What you should do
Return each line containing "disadvantaged".

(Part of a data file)
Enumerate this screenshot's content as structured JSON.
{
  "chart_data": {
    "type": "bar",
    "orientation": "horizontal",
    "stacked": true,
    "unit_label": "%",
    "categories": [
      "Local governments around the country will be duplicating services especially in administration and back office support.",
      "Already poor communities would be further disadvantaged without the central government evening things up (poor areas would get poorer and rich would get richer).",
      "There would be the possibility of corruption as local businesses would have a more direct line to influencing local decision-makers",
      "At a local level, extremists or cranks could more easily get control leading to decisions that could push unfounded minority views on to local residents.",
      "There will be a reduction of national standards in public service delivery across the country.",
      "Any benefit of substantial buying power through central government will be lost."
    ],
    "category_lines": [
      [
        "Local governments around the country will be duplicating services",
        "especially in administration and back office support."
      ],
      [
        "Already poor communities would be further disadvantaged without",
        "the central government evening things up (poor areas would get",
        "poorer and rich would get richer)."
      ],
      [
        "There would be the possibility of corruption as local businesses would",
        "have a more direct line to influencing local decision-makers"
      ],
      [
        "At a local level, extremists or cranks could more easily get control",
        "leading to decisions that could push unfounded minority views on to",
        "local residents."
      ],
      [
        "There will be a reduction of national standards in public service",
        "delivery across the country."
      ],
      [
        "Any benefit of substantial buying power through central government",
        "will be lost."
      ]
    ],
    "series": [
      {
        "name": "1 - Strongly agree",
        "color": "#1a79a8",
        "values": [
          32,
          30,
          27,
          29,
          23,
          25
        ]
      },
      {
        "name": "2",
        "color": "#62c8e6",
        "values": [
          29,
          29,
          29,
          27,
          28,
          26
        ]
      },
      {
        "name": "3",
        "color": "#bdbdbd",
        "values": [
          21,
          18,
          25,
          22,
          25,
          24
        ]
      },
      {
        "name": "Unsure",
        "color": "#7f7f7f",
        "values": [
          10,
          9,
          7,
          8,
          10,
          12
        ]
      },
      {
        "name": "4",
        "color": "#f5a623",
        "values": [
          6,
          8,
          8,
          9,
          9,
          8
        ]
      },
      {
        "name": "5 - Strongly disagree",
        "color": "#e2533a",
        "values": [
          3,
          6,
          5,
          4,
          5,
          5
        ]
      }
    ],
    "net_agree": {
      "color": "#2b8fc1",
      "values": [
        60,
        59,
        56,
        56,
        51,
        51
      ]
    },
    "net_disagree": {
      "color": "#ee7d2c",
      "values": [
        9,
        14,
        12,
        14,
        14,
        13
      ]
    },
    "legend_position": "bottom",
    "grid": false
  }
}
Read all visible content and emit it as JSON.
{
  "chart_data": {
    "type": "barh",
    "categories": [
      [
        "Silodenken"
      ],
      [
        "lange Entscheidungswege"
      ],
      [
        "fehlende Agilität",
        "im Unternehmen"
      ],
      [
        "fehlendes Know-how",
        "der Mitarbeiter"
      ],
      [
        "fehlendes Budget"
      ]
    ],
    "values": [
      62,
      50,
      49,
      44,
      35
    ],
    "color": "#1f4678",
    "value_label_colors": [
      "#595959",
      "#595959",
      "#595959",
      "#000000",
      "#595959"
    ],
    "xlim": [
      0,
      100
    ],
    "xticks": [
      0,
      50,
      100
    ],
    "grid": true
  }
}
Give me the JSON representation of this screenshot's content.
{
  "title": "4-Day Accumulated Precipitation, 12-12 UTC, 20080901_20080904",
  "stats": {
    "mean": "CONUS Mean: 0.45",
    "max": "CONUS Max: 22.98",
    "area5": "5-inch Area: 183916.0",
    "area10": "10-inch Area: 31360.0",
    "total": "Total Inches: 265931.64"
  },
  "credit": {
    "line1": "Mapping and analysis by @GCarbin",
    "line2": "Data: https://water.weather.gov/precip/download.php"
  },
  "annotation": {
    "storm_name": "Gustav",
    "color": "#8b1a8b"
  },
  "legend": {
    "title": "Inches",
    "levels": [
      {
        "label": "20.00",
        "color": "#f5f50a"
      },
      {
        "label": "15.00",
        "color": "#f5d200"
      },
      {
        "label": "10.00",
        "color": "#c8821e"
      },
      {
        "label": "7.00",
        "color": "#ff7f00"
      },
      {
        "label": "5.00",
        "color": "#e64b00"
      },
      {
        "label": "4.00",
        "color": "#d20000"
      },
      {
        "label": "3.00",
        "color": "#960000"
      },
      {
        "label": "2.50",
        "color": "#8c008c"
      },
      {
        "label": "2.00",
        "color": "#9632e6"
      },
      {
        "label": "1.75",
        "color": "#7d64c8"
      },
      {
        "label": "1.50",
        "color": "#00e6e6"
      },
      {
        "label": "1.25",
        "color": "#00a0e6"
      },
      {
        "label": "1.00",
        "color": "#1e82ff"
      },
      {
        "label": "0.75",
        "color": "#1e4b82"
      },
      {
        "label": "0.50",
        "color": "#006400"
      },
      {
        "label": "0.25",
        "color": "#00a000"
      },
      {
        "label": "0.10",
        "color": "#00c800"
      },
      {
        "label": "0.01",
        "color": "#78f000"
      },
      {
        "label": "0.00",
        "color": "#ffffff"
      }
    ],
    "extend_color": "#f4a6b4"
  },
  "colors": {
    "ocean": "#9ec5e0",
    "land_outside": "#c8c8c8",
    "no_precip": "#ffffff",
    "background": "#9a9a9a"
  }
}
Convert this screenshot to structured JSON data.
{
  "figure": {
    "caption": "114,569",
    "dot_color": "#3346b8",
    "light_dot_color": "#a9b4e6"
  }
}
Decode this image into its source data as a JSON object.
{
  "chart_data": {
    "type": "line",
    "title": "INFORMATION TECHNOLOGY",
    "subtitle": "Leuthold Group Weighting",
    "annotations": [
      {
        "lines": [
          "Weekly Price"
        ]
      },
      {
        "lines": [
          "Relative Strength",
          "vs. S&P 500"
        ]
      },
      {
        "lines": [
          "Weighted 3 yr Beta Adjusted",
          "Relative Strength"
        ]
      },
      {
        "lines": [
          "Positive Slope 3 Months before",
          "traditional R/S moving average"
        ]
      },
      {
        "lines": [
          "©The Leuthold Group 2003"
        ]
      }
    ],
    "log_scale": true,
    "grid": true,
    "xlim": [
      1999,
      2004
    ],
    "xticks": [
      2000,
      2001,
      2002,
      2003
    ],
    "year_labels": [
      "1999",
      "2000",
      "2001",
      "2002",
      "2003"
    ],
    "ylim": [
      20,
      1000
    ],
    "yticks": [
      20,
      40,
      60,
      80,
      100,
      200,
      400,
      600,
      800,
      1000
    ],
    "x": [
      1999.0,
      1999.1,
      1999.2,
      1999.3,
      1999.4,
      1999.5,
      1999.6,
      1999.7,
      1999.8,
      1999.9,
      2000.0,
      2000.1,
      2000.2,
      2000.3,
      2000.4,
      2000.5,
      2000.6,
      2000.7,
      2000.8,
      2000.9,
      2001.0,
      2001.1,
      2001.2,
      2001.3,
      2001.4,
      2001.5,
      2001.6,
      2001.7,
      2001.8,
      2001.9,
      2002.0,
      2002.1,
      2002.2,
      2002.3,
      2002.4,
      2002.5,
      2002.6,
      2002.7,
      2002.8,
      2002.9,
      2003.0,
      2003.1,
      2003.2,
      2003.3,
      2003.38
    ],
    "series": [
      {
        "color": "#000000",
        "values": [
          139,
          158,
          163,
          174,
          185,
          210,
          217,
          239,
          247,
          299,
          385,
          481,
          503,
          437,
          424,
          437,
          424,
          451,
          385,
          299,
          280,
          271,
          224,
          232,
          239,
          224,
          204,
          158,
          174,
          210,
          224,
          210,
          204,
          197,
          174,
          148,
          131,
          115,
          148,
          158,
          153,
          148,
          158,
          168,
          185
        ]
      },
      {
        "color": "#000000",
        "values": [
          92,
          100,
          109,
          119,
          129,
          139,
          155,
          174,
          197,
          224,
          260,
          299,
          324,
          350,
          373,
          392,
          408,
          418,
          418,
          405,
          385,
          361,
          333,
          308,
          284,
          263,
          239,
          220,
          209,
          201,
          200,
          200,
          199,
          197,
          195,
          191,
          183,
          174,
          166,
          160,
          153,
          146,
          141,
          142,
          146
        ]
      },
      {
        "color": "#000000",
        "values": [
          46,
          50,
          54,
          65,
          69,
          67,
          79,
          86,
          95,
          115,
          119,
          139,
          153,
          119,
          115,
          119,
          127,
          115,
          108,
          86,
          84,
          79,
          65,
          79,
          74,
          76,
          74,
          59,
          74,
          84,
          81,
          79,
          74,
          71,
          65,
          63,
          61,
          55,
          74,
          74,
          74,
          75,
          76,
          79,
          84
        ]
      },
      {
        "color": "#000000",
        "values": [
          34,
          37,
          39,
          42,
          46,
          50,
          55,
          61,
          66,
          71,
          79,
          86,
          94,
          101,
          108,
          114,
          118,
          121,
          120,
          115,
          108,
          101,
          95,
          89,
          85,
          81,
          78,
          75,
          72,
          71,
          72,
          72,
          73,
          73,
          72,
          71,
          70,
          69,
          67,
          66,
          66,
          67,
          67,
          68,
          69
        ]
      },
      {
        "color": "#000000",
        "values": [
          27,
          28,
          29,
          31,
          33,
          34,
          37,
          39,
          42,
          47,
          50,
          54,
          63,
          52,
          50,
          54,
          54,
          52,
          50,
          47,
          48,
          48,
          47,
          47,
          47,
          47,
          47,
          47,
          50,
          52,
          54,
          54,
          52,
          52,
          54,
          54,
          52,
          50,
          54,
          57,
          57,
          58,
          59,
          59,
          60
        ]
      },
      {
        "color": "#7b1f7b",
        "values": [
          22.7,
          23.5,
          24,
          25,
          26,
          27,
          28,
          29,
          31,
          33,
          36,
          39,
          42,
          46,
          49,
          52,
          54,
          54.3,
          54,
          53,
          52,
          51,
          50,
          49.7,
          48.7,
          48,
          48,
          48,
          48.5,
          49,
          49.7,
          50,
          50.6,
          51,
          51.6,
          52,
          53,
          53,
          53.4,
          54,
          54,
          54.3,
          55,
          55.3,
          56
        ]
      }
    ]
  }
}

Exercise solution
      "Already poor communities would be further disadvantaged without the central government evening things up (poor areas would get poorer and rich would get richer).",
        "Already poor communities would be further disadvantaged without",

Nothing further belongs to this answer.